* begin Records for processing *

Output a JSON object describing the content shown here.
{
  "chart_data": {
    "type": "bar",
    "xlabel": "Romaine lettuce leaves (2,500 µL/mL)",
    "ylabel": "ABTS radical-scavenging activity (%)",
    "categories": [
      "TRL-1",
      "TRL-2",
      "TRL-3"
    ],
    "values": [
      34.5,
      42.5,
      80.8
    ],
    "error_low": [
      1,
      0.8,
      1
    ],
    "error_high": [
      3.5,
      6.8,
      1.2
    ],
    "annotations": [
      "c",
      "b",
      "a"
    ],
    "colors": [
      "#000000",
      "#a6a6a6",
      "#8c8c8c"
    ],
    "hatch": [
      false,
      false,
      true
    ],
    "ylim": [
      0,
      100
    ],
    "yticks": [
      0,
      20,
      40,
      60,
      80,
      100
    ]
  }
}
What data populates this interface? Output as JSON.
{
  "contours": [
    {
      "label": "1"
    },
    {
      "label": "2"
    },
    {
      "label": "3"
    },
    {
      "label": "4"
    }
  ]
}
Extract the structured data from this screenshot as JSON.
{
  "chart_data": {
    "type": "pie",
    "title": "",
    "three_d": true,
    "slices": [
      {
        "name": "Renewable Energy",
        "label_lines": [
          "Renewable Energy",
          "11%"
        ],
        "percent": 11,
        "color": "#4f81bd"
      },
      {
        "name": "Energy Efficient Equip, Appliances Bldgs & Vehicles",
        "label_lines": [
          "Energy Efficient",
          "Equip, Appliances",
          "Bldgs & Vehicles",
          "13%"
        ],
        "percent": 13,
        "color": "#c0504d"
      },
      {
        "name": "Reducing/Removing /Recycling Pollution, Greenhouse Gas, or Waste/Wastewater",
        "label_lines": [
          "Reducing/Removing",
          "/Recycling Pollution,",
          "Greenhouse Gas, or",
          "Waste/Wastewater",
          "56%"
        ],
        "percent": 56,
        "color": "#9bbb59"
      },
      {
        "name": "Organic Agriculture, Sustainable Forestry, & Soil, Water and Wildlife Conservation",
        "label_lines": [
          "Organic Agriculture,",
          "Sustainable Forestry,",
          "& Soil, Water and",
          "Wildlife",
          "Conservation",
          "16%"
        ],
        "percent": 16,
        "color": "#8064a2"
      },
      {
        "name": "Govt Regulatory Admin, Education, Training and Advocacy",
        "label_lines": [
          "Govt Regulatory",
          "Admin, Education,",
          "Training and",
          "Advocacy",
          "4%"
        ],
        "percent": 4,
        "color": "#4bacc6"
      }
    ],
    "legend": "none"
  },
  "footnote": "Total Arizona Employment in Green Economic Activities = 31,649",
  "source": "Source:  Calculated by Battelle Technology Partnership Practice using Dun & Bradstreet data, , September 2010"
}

* end Records for processing *

→ **Exercise description**:
Retype the data in full and match it exactly.

→ **Reply**:
Output a JSON object describing the content shown here.
{
  "chart_data": {
    "type": "bar",
    "xlabel": "Romaine lettuce leaves (2,500 µL/mL)",
    "ylabel": "ABTS radical-scavenging activity (%)",
    "categories": [
      "TRL-1",
      "TRL-2",
      "TRL-3"
    ],
    "values": [
      34.5,
      42.5,
      80.8
    ],
    "error_low": [
      1,
      0.8,
      1
    ],
    "error_high": [
      3.5,
      6.8,
      1.2
    ],
    "annotations": [
      "c",
      "b",
      "a"
    ],
    "colors": [
      "#000000",
      "#a6a6a6",
      "#8c8c8c"
    ],
    "hatch": [
      false,
      false,
      true
    ],
    "ylim": [
      0,
      100
    ],
    "yticks": [
      0,
      20,
      40,
      60,
      80,
      100
    ]
  }
}
What data populates this interface? Output as JSON.
{
  "contours": [
    {
      "label": "1"
    },
    {
      "label": "2"
    },
    {
      "label": "3"
    },
    {
      "label": "4"
    }
  ]
}
Extract the structured data from this screenshot as JSON.
{
  "chart_data": {
    "type": "pie",
    "title": "",
    "three_d": true,
    "slices": [
      {
        "name": "Renewable Energy",
        "label_lines": [
          "Renewable Energy",
          "11%"
        ],
        "percent": 11,
        "color": "#4f81bd"
      },
      {
        "name": "Energy Efficient Equip, Appliances Bldgs & Vehicles",
        "label_lines": [
          "Energy Efficient",
          "Equip, Appliances",
          "Bldgs & Vehicles",
          "13%"
        ],
        "percent": 13,
        "color": "#c0504d"
      },
      {
        "name": "Reducing/Removing /Recycling Pollution, Greenhouse Gas, or Waste/Wastewater",
        "label_lines": [
          "Reducing/Removing",
          "/Recycling Pollution,",
          "Greenhouse Gas, or",
          "Waste/Wastewater",
          "56%"
        ],
        "percent": 56,
        "color": "#9bbb59"
      },
      {
        "name": "Organic Agriculture, Sustainable Forestry, & Soil, Water and Wildlife Conservation",
        "label_lines": [
          "Organic Agriculture,",
          "Sustainable Forestry,",
          "& Soil, Water and",
          "Wildlife",
          "Conservation",
          "16%"
        ],
        "percent": 16,
        "color": "#8064a2"
      },
      {
        "name": "Govt Regulatory Admin, Education, Training and Advocacy",
        "label_lines": [
          "Govt Regulatory",
          "Admin, Education,",
          "Training and",
          "Advocacy",
          "4%"
        ],
        "percent": 4,
        "color": "#4bacc6"
      }
    ],
    "legend": "none"
  },
  "footnote": "Total Arizona Employment in Green Economic Activities = 31,649",
  "source": "Source:  Calculated by Battelle Technology Partnership Practice using Dun & Bradstreet data, , September 2010"
}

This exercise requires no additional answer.